■ What you have to do
Among the lines below, how many carry the string "name"? Reply with a number and nothing else.

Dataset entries
## begin

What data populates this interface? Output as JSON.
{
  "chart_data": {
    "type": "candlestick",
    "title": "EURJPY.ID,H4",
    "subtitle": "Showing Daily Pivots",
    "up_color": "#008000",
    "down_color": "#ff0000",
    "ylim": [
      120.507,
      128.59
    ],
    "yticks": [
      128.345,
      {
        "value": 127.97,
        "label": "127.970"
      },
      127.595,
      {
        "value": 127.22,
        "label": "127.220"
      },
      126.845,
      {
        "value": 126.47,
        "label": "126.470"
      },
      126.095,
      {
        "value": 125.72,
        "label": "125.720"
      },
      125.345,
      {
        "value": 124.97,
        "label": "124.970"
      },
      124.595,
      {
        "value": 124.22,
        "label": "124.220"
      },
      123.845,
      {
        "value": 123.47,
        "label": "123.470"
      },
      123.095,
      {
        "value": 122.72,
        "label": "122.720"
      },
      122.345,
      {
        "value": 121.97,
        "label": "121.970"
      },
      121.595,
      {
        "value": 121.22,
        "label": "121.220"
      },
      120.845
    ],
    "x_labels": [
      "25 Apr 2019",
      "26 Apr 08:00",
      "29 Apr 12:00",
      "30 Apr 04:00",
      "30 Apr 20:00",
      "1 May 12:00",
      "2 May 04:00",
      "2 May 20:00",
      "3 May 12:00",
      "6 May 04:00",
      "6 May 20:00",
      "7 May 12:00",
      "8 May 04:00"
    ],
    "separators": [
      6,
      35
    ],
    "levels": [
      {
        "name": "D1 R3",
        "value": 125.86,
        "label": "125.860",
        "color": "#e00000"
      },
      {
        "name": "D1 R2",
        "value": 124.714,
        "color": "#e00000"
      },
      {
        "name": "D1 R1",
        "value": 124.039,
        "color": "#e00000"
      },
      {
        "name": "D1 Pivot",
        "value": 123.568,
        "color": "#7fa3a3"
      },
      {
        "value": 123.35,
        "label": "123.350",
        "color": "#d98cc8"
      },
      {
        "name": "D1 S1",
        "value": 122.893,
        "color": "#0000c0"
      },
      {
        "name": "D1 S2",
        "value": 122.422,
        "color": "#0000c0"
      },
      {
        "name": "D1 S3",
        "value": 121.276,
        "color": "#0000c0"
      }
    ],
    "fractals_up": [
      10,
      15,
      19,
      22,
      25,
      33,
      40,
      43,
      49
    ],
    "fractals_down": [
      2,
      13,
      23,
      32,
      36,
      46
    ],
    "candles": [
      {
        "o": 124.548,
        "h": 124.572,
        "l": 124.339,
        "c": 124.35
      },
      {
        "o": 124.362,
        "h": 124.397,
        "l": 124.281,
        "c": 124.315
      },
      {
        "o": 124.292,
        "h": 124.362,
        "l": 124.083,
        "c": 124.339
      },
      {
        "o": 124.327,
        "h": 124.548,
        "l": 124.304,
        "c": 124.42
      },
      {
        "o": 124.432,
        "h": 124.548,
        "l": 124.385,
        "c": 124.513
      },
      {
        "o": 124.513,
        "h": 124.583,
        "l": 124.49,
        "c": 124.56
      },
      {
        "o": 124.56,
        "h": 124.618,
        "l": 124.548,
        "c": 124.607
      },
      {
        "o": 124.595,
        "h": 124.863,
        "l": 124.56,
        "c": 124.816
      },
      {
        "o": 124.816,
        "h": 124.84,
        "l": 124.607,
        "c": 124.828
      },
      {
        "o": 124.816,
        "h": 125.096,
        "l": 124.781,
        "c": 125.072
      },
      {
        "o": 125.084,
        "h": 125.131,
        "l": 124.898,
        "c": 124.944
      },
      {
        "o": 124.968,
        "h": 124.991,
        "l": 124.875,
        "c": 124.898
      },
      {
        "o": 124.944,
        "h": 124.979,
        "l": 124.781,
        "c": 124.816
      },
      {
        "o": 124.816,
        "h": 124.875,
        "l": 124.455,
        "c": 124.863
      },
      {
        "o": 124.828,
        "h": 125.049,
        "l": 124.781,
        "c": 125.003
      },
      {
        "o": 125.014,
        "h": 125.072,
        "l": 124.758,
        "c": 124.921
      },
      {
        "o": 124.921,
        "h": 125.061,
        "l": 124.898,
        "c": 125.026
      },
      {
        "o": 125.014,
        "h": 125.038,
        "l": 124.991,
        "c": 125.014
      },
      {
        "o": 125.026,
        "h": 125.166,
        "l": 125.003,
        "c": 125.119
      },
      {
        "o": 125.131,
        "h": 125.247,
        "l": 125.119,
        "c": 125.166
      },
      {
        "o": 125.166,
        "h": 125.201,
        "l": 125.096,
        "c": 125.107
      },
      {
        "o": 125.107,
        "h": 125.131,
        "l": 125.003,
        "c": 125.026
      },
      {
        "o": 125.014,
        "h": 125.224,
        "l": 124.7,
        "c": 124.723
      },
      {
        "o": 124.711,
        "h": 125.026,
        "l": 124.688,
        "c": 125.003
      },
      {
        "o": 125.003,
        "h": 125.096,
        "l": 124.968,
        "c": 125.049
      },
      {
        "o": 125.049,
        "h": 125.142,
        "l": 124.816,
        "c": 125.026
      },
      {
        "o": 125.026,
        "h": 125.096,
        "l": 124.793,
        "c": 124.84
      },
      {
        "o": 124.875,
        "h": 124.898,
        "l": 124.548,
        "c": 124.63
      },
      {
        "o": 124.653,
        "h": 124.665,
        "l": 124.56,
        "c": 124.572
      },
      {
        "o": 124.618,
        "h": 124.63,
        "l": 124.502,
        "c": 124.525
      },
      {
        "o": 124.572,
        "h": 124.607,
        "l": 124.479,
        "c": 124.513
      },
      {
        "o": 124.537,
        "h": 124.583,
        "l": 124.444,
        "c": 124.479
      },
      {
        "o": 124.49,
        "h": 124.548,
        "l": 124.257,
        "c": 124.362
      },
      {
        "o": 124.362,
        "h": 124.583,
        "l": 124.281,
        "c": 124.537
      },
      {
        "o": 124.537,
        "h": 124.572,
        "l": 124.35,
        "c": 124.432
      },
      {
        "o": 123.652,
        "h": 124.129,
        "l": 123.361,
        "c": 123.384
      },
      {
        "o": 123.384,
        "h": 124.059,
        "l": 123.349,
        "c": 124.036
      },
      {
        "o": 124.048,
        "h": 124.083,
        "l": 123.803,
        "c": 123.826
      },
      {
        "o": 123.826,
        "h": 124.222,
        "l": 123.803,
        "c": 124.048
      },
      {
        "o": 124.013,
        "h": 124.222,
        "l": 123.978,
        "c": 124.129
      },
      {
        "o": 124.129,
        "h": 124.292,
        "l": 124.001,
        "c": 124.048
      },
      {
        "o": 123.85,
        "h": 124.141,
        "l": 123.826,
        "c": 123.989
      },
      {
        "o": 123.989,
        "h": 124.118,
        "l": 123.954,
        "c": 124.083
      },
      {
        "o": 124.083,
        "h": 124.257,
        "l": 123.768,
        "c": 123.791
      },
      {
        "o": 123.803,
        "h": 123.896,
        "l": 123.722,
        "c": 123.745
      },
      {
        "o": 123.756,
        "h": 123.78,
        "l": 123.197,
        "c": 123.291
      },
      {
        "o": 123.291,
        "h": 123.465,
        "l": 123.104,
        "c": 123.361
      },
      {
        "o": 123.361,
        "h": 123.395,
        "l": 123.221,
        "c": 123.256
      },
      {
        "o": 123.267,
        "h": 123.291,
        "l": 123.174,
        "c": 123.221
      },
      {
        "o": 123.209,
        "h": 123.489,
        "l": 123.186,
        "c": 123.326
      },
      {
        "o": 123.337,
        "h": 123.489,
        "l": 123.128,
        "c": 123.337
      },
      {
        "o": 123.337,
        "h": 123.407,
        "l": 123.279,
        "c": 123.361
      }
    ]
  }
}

## end

■ Answer below
7